■ WRITTEN INSTRUCTION
Can you quote the lines below exactly, starting at the line with "Reverse-engineer this chart into JSON." and going through the last one?

■ DATA PROVIDED
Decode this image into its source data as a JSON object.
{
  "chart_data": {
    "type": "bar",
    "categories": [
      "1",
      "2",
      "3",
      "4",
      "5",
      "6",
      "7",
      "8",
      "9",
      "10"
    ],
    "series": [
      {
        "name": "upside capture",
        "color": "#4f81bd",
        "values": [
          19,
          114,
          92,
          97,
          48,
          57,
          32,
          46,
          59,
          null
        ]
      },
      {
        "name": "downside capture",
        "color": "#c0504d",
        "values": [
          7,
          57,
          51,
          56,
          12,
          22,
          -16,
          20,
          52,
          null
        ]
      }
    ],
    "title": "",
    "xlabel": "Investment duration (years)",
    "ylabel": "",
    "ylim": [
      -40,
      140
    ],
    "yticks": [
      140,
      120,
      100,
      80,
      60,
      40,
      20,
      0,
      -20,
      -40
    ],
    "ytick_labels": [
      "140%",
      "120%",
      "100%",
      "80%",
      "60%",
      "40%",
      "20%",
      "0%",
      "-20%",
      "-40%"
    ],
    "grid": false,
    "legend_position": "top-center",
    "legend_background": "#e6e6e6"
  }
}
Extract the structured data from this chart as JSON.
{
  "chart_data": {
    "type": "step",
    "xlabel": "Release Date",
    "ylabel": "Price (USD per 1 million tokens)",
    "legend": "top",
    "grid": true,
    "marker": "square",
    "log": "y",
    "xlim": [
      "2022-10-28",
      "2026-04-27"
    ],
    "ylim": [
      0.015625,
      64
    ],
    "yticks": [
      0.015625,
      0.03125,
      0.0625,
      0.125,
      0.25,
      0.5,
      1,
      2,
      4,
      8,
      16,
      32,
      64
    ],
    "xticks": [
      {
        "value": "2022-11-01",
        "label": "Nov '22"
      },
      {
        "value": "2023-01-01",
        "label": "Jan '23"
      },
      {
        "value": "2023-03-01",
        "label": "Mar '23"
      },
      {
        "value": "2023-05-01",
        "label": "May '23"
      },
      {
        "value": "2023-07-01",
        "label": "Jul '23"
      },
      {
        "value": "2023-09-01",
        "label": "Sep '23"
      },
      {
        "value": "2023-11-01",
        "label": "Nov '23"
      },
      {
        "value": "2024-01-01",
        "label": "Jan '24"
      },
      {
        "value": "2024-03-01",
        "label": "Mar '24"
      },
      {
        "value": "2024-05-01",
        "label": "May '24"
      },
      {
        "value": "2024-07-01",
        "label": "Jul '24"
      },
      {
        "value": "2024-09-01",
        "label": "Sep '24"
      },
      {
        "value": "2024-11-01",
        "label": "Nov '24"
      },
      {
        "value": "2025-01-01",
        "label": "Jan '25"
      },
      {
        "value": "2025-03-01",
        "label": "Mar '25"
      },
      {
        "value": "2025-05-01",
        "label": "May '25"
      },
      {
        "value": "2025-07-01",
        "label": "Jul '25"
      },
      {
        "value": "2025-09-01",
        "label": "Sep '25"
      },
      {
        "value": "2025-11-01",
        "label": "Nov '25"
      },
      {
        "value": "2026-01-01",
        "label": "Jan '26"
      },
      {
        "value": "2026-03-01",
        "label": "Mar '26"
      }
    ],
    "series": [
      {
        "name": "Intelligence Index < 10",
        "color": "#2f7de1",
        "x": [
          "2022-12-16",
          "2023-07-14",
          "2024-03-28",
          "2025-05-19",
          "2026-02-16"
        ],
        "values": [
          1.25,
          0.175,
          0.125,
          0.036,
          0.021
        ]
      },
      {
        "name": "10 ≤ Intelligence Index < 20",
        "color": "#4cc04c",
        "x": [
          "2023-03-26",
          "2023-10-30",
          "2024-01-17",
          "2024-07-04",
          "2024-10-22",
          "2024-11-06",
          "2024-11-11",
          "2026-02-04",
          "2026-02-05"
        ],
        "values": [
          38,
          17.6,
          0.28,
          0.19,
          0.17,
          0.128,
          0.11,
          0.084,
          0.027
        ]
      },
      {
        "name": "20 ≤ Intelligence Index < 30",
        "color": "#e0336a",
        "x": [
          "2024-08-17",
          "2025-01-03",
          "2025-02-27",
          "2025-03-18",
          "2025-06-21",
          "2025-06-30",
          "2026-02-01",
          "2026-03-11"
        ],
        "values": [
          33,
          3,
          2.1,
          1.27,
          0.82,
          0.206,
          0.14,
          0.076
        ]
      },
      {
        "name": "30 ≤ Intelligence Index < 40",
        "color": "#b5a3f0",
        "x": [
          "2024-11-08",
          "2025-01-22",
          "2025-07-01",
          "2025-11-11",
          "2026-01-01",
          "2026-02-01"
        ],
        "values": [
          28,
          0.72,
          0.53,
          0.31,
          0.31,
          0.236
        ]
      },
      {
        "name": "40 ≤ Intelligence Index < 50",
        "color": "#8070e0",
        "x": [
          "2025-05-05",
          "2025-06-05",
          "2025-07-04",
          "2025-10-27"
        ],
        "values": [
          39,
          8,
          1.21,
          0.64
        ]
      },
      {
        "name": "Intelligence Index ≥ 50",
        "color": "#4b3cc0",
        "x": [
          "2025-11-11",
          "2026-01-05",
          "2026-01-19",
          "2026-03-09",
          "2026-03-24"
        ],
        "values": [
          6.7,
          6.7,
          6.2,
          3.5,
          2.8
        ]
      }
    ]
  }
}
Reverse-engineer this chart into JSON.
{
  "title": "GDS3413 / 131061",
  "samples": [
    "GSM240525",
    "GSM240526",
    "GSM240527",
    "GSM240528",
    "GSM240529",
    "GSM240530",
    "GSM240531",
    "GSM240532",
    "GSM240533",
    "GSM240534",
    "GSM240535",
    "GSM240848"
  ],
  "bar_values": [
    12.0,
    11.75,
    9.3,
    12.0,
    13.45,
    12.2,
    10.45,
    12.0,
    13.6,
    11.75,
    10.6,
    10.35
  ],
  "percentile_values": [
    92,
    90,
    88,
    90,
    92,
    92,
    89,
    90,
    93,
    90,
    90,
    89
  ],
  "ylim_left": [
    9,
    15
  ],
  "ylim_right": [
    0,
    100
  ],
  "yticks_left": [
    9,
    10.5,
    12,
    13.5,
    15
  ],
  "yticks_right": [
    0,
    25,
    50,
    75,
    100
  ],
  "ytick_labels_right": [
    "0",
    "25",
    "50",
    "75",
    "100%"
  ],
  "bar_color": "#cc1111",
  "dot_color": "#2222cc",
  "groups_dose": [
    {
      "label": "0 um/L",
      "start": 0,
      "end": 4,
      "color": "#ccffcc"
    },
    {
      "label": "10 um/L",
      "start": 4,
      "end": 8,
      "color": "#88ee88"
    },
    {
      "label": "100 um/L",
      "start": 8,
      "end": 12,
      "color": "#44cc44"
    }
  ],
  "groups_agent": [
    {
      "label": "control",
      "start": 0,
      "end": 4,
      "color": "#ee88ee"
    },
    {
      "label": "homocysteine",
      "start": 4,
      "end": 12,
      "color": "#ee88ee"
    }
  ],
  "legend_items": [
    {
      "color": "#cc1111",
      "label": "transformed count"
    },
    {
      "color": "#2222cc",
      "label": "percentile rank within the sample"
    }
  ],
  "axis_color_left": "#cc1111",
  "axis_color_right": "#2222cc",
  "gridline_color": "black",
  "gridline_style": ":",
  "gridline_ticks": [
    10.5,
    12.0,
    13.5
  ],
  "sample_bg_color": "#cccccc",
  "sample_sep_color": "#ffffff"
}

■ COMPLETED EXERCISE
Reverse-engineer this chart into JSON.
{
  "title": "GDS3413 / 131061",
  "samples": [
    "GSM240525",
    "GSM240526",
    "GSM240527",
    "GSM240528",
    "GSM240529",
    "GSM240530",
    "GSM240531",
    "GSM240532",
    "GSM240533",
    "GSM240534",
    "GSM240535",
    "GSM240848"
  ],
  "bar_values": [
    12.0,
    11.75,
    9.3,
    12.0,
    13.45,
    12.2,
    10.45,
    12.0,
    13.6,
    11.75,
    10.6,
    10.35
  ],
  "percentile_values": [
    92,
    90,
    88,
    90,
    92,
    92,
    89,
    90,
    93,
    90,
    90,
    89
  ],
  "ylim_left": [
    9,
    15
  ],
  "ylim_right": [
    0,
    100
  ],
  "yticks_left": [
    9,
    10.5,
    12,
    13.5,
    15
  ],
  "yticks_right": [
    0,
    25,
    50,
    75,
    100
  ],
  "ytick_labels_right": [
    "0",
    "25",
    "50",
    "75",
    "100%"
  ],
  "bar_color": "#cc1111",
  "dot_color": "#2222cc",
  "groups_dose": [
    {
      "label": "0 um/L",
      "start": 0,
      "end": 4,
      "color": "#ccffcc"
    },
    {
      "label": "10 um/L",
      "start": 4,
      "end": 8,
      "color": "#88ee88"
    },
    {
      "label": "100 um/L",
      "start": 8,
      "end": 12,
      "color": "#44cc44"
    }
  ],
  "groups_agent": [
    {
      "label": "control",
      "start": 0,
      "end": 4,
      "color": "#ee88ee"
    },
    {
      "label": "homocysteine",
      "start": 4,
      "end": 12,
      "color": "#ee88ee"
    }
  ],
  "legend_items": [
    {
      "color": "#cc1111",
      "label": "transformed count"
    },
    {
      "color": "#2222cc",
      "label": "percentile rank within the sample"
    }
  ],
  "axis_color_left": "#cc1111",
  "axis_color_right": "#2222cc",
  "gridline_color": "black",
  "gridline_style": ":",
  "gridline_ticks": [
    10.5,
    12.0,
    13.5
  ],
  "sample_bg_color": "#cccccc",
  "sample_sep_color": "#ffffff"
}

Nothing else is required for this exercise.